__TASK REQUIREMENTS__
Could you write out every one of the lines below word for word, leaving the pictures out of your answer?

__SUPPLIED MATERIAL__

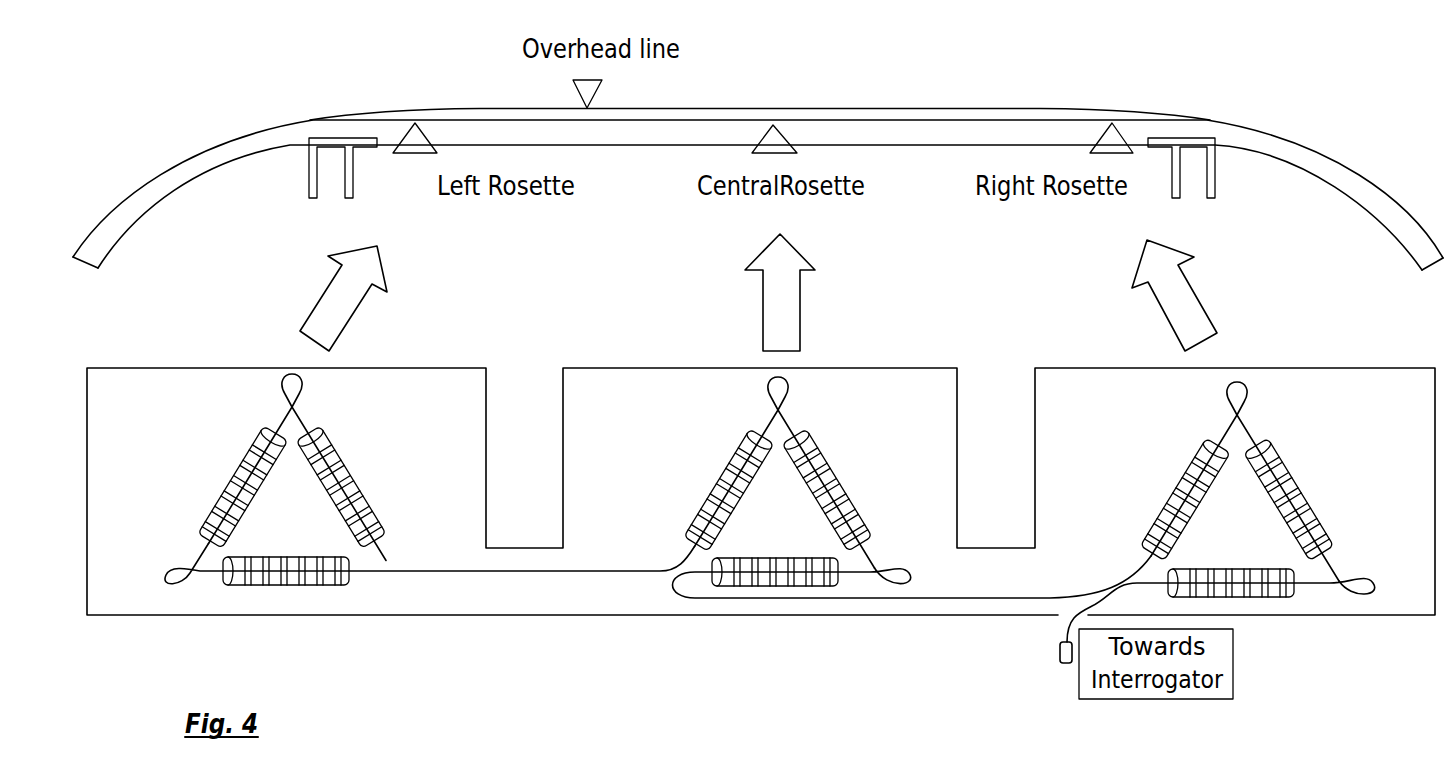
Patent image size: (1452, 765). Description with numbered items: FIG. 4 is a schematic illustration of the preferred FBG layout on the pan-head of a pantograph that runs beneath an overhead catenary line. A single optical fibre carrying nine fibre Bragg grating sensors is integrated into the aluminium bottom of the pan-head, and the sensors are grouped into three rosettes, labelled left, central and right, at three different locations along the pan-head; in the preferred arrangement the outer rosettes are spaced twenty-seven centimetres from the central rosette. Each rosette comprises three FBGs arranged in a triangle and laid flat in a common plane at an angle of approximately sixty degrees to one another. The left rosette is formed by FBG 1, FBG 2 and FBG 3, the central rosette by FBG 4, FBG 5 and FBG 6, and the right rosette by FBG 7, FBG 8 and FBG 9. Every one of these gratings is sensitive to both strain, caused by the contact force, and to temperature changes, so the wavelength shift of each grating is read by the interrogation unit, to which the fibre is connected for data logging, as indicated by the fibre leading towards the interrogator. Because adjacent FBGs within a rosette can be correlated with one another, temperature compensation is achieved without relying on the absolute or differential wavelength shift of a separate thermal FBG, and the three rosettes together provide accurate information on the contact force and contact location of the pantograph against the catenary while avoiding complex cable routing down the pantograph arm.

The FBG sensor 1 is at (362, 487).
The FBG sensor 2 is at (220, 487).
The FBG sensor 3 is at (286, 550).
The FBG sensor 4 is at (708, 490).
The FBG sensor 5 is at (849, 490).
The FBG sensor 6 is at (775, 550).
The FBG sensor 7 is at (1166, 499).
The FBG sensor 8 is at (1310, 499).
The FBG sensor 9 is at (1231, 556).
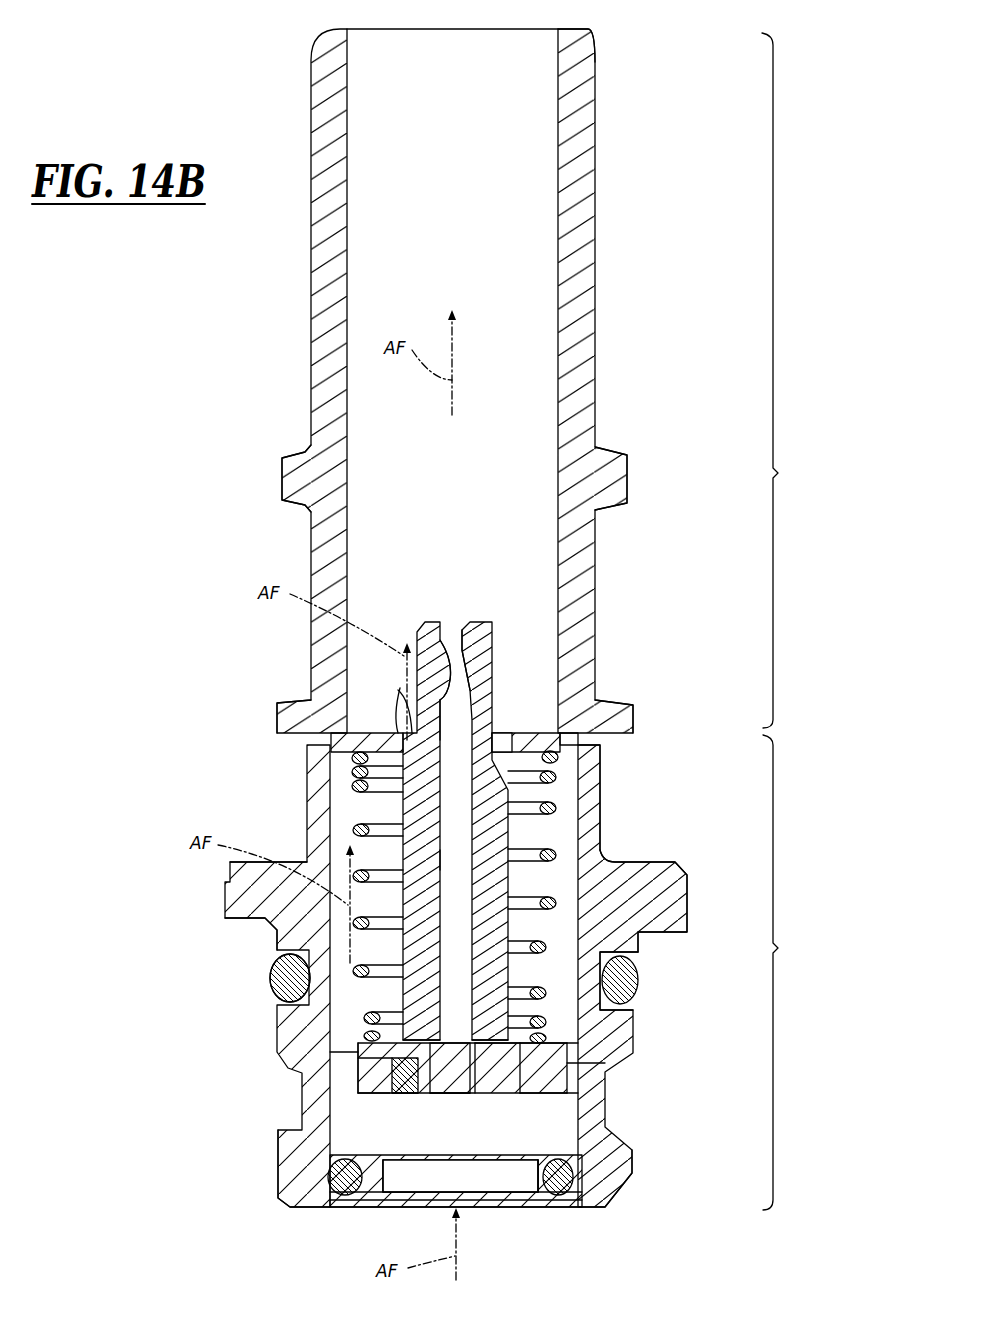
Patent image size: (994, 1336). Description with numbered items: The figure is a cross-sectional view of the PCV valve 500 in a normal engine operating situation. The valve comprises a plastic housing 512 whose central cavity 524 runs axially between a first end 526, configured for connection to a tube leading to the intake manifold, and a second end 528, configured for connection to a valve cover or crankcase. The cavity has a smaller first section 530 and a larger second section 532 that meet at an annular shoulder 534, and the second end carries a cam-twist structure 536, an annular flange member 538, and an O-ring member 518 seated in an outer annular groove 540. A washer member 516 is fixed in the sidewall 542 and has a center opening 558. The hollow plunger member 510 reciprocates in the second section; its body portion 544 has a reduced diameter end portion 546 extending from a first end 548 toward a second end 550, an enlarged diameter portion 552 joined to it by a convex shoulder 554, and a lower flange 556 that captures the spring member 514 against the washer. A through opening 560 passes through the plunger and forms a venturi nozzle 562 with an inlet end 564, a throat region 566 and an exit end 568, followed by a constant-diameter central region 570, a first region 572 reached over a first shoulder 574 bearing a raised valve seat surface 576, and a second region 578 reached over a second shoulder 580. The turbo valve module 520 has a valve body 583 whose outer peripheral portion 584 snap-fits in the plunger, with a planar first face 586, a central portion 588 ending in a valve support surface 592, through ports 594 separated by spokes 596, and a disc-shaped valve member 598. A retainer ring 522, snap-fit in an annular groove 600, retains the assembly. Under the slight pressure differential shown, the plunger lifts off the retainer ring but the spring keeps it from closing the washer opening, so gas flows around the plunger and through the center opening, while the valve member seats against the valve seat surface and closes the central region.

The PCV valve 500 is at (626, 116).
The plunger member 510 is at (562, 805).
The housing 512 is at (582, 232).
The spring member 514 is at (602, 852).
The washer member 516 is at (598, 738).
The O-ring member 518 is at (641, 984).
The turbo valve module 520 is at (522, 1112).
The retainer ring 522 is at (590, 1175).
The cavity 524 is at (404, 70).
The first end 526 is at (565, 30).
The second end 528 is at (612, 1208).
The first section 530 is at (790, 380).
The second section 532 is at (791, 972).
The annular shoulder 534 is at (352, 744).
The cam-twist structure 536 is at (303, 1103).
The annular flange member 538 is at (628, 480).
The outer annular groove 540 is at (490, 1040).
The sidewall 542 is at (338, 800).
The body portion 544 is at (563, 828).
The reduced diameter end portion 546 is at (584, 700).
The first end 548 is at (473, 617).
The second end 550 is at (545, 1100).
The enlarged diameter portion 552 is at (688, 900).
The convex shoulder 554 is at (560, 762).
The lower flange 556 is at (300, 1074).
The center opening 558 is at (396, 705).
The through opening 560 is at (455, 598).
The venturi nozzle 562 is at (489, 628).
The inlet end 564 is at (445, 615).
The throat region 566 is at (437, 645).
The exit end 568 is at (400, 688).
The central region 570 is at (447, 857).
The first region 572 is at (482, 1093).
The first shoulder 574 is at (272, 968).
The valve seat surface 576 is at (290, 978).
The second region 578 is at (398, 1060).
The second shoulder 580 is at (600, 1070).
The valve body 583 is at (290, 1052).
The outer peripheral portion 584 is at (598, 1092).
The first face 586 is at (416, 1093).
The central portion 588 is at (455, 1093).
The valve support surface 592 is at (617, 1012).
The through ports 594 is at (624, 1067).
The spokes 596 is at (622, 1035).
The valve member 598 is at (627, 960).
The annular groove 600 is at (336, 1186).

__RESPONSE__
Patent image size: (1452, 765). Description with numbered items: FIG. 4 is a schematic illustration of the preferred FBG layout on the pan-head of a pantograph that runs beneath an overhead catenary line. A single optical fibre carrying nine fibre Bragg grating sensors is integrated into the aluminium bottom of the pan-head, and the sensors are grouped into three rosettes, labelled left, central and right, at three different locations along the pan-head; in the preferred arrangement the outer rosettes are spaced twenty-seven centimetres from the central rosette. Each rosette comprises three FBGs arranged in a triangle and laid flat in a common plane at an angle of approximately sixty degrees to one another. The left rosette is formed by FBG 1, FBG 2 and FBG 3, the central rosette by FBG 4, FBG 5 and FBG 6, and the right rosette by FBG 7, FBG 8 and FBG 9. Every one of these gratings is sensitive to both strain, caused by the contact force, and to temperature changes, so the wavelength shift of each grating is read by the interrogation unit, to which the fibre is connected for data logging, as indicated by the fibre leading towards the interrogator. Because adjacent FBGs within a rosette can be correlated with one another, temperature compensation is achieved without relying on the absolute or differential wavelength shift of a separate thermal FBG, and the three rosettes together provide accurate information on the contact force and contact location of the pantograph against the catenary while avoiding complex cable routing down the pantograph arm.

The FBG sensor 1 is at (362, 487).
The FBG sensor 2 is at (220, 487).
The FBG sensor 3 is at (286, 550).
The FBG sensor 4 is at (708, 490).
The FBG sensor 5 is at (849, 490).
The FBG sensor 6 is at (775, 550).
The FBG sensor 7 is at (1166, 499).
The FBG sensor 8 is at (1310, 499).
The FBG sensor 9 is at (1231, 556).
Patent image size: (994, 1336). Description with numbered items: The figure is a cross-sectional view of the PCV valve 500 in a normal engine operating situation. The valve comprises a plastic housing 512 whose central cavity 524 runs axially between a first end 526, configured for connection to a tube leading to the intake manifold, and a second end 528, configured for connection to a valve cover or crankcase. The cavity has a smaller first section 530 and a larger second section 532 that meet at an annular shoulder 534, and the second end carries a cam-twist structure 536, an annular flange member 538, and an O-ring member 518 seated in an outer annular groove 540. A washer member 516 is fixed in the sidewall 542 and has a center opening 558. The hollow plunger member 510 reciprocates in the second section; its body portion 544 has a reduced diameter end portion 546 extending from a first end 548 toward a second end 550, an enlarged diameter portion 552 joined to it by a convex shoulder 554, and a lower flange 556 that captures the spring member 514 against the washer. A through opening 560 passes through the plunger and forms a venturi nozzle 562 with an inlet end 564, a throat region 566 and an exit end 568, followed by a constant-diameter central region 570, a first region 572 reached over a first shoulder 574 bearing a raised valve seat surface 576, and a second region 578 reached over a second shoulder 580. The turbo valve module 520 has a valve body 583 whose outer peripheral portion 584 snap-fits in the plunger, with a planar first face 586, a central portion 588 ending in a valve support surface 592, through ports 594 separated by spokes 596, and a disc-shaped valve member 598. A retainer ring 522, snap-fit in an annular groove 600, retains the assembly. Under the slight pressure differential shown, the plunger lifts off the retainer ring but the spring keeps it from closing the washer opening, so gas flows around the plunger and through the center opening, while the valve member seats against the valve seat surface and closes the central region.

The PCV valve 500 is at (626, 116).
The plunger member 510 is at (562, 805).
The housing 512 is at (582, 232).
The spring member 514 is at (602, 852).
The washer member 516 is at (598, 738).
The O-ring member 518 is at (641, 984).
The turbo valve module 520 is at (522, 1112).
The retainer ring 522 is at (590, 1175).
The cavity 524 is at (404, 70).
The first end 526 is at (565, 30).
The second end 528 is at (612, 1208).
The first section 530 is at (790, 380).
The second section 532 is at (791, 972).
The annular shoulder 534 is at (352, 744).
The cam-twist structure 536 is at (303, 1103).
The annular flange member 538 is at (628, 480).
The outer annular groove 540 is at (490, 1040).
The sidewall 542 is at (338, 800).
The body portion 544 is at (563, 828).
The reduced diameter end portion 546 is at (584, 700).
The first end 548 is at (473, 617).
The second end 550 is at (545, 1100).
The enlarged diameter portion 552 is at (688, 900).
The convex shoulder 554 is at (560, 762).
The lower flange 556 is at (300, 1074).
The center opening 558 is at (396, 705).
The through opening 560 is at (455, 598).
The venturi nozzle 562 is at (489, 628).
The inlet end 564 is at (445, 615).
The throat region 566 is at (437, 645).
The exit end 568 is at (400, 688).
The central region 570 is at (447, 857).
The first region 572 is at (482, 1093).
The first shoulder 574 is at (272, 968).
The valve seat surface 576 is at (290, 978).
The second region 578 is at (398, 1060).
The second shoulder 580 is at (600, 1070).
The valve body 583 is at (290, 1052).
The outer peripheral portion 584 is at (598, 1092).
The first face 586 is at (416, 1093).
The central portion 588 is at (455, 1093).
The valve support surface 592 is at (617, 1012).
The through ports 594 is at (624, 1067).
The spokes 596 is at (622, 1035).
The valve member 598 is at (627, 960).
The annular groove 600 is at (336, 1186).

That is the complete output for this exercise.